Saved entries:
## BEGIN

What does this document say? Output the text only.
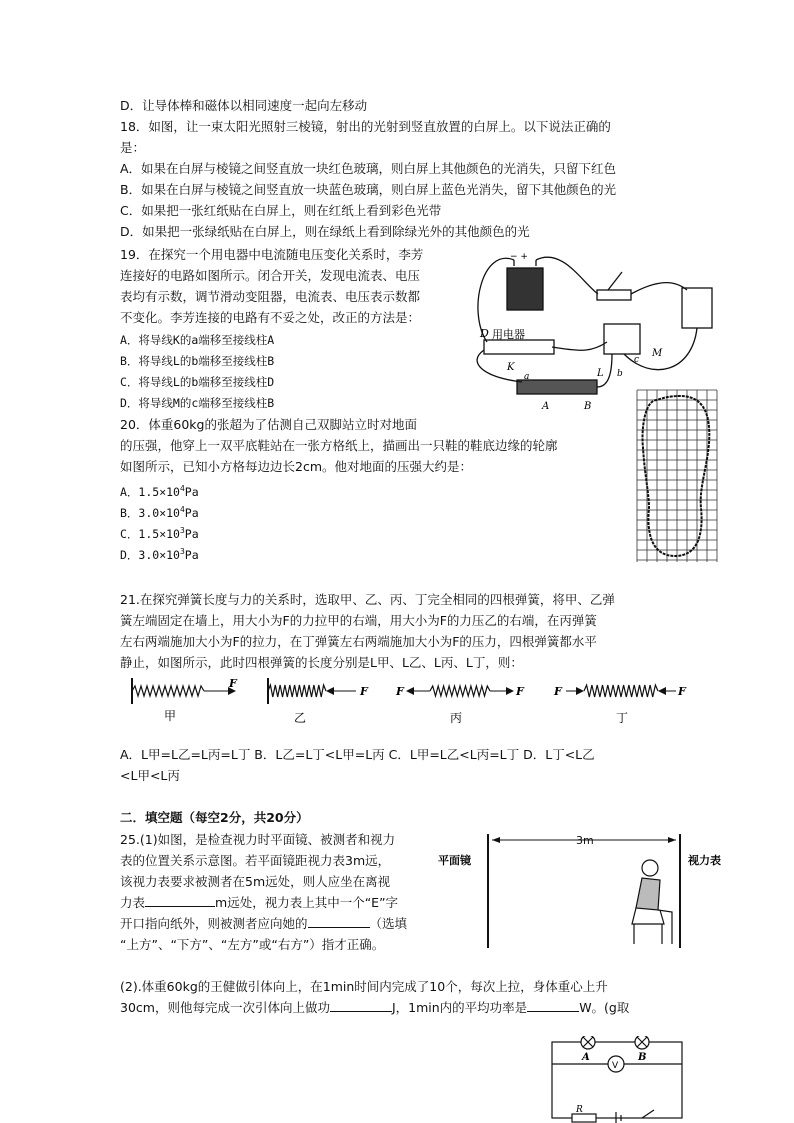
D．让导体棒和磁体以相同速度一起向左移动
18．如图，让一束太阳光照射三棱镜，射出的光射到竖直放置的白屏上。以下说法正确的
是：
A．如果在白屏与棱镜之间竖直放一块红色玻璃，则白屏上其他颜色的光消失，只留下红色
B．如果在白屏与棱镜之间竖直放一块蓝色玻璃，则白屏上蓝色光消失，留下其他颜色的光
C．如果把一张红纸贴在白屏上，则在红纸上看到彩色光带
D．如果把一张绿纸贴在白屏上，则在绿纸上看到除绿光外的其他颜色的光
19．在探究一个用电器中电流随电压变化关系时，李芳
连接好的电路如图所示。闭合开关，发现电流表、电压
表均有示数，调节滑动变阻器，电流表、电压表示数都
不变化。李芳连接的电路有不妥之处，改正的方法是：
A．将导线K的a端移至接线柱A
B．将导线L的b端移至接线柱B
C．将导线L的b端移至接线柱D
D．将导线M的c端移至接线柱B
− +
D 用电器
K
L
M
a	b
c
A	B
20．体重60kg的张超为了估测自己双脚站立时对地面
的压强，他穿上一双平底鞋站在一张方格纸上，描画出一只鞋的鞋底边缘的轮廓
如图所示，已知小方格每边边长2cm。他对地面的压强大约是：
A．$1.5\times 10^4Pa$
B．$3.0\times 10^4Pa$
C．$1.5\times 10^3Pa$
D．$3.0\times 10^3Pa$
21.在探究弹簧长度与力的关系时，选取甲、乙、丙、丁完全相同的四根弹簧，将甲、乙弹
簧左端固定在墙上，用大小为F的力拉甲的右端，用大小为F的力压乙的右端，在丙弹簧
左右两端施加大小为F的拉力，在丁弹簧左右两端施加大小为F的压力，四根弹簧都水平
静止，如图所示，此时四根弹簧的长度分别是L甲、L乙、L丙、L丁，则：
F
F	F	F	F	F
甲	乙	丙	丁
A．L甲=L乙=L丙=L丁 B．L乙=L丁<L甲=L丙 C．L甲=L乙<L丙=L丁 D．L丁<L乙
<L甲<L丙
二．填空题（每空2分，共20分）
25.(1)如图，是检查视力时平面镜、被测者和视力
表的位置关系示意图。若平面镜距视力表3m远，
该视力表要求被测者在5m远处，则人应坐在离视
力表	m远处，视力表上其中一个“E”字
开口指向纸外，则被测者应向她的	（选填
“上方”、“下方”、“左方”或“右方”）指才正确。
3m
平面镜	视力表
(2).体重60kg的王健做引体向上，在1min时间内完成了10个，每次上拉，身体重心上升
30cm，则他每完成一次引体向上做功	J，1min内的平均功率是	W。(g取
A	B
V
R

## END

### SHORT PROBLEM:
Return to the listing above and set it down exactly, leaving out its pictures.

### COMPLETE ANSWER:
What does this document say? Output the text only.
D．让导体棒和磁体以相同速度一起向左移动
18．如图，让一束太阳光照射三棱镜，射出的光射到竖直放置的白屏上。以下说法正确的
是：
A．如果在白屏与棱镜之间竖直放一块红色玻璃，则白屏上其他颜色的光消失，只留下红色
B．如果在白屏与棱镜之间竖直放一块蓝色玻璃，则白屏上蓝色光消失，留下其他颜色的光
C．如果把一张红纸贴在白屏上，则在红纸上看到彩色光带
D．如果把一张绿纸贴在白屏上，则在绿纸上看到除绿光外的其他颜色的光
19．在探究一个用电器中电流随电压变化关系时，李芳
连接好的电路如图所示。闭合开关，发现电流表、电压
表均有示数，调节滑动变阻器，电流表、电压表示数都
不变化。李芳连接的电路有不妥之处，改正的方法是：
A．将导线K的a端移至接线柱A
B．将导线L的b端移至接线柱B
C．将导线L的b端移至接线柱D
D．将导线M的c端移至接线柱B
− +
D 用电器
K
L
M
a	b
c
A	B
20．体重60kg的张超为了估测自己双脚站立时对地面
的压强，他穿上一双平底鞋站在一张方格纸上，描画出一只鞋的鞋底边缘的轮廓
如图所示，已知小方格每边边长2cm。他对地面的压强大约是：
A．$1.5\times 10^4Pa$
B．$3.0\times 10^4Pa$
C．$1.5\times 10^3Pa$
D．$3.0\times 10^3Pa$
21.在探究弹簧长度与力的关系时，选取甲、乙、丙、丁完全相同的四根弹簧，将甲、乙弹
簧左端固定在墙上，用大小为F的力拉甲的右端，用大小为F的力压乙的右端，在丙弹簧
左右两端施加大小为F的拉力，在丁弹簧左右两端施加大小为F的压力，四根弹簧都水平
静止，如图所示，此时四根弹簧的长度分别是L甲、L乙、L丙、L丁，则：
F
F	F	F	F	F
甲	乙	丙	丁
A．L甲=L乙=L丙=L丁 B．L乙=L丁<L甲=L丙 C．L甲=L乙<L丙=L丁 D．L丁<L乙
<L甲<L丙
二．填空题（每空2分，共20分）
25.(1)如图，是检查视力时平面镜、被测者和视力
表的位置关系示意图。若平面镜距视力表3m远，
该视力表要求被测者在5m远处，则人应坐在离视
力表	m远处，视力表上其中一个“E”字
开口指向纸外，则被测者应向她的	（选填
“上方”、“下方”、“左方”或“右方”）指才正确。
3m
平面镜	视力表
(2).体重60kg的王健做引体向上，在1min时间内完成了10个，每次上拉，身体重心上升
30cm，则他每完成一次引体向上做功	J，1min内的平均功率是	W。(g取
A	B
V
R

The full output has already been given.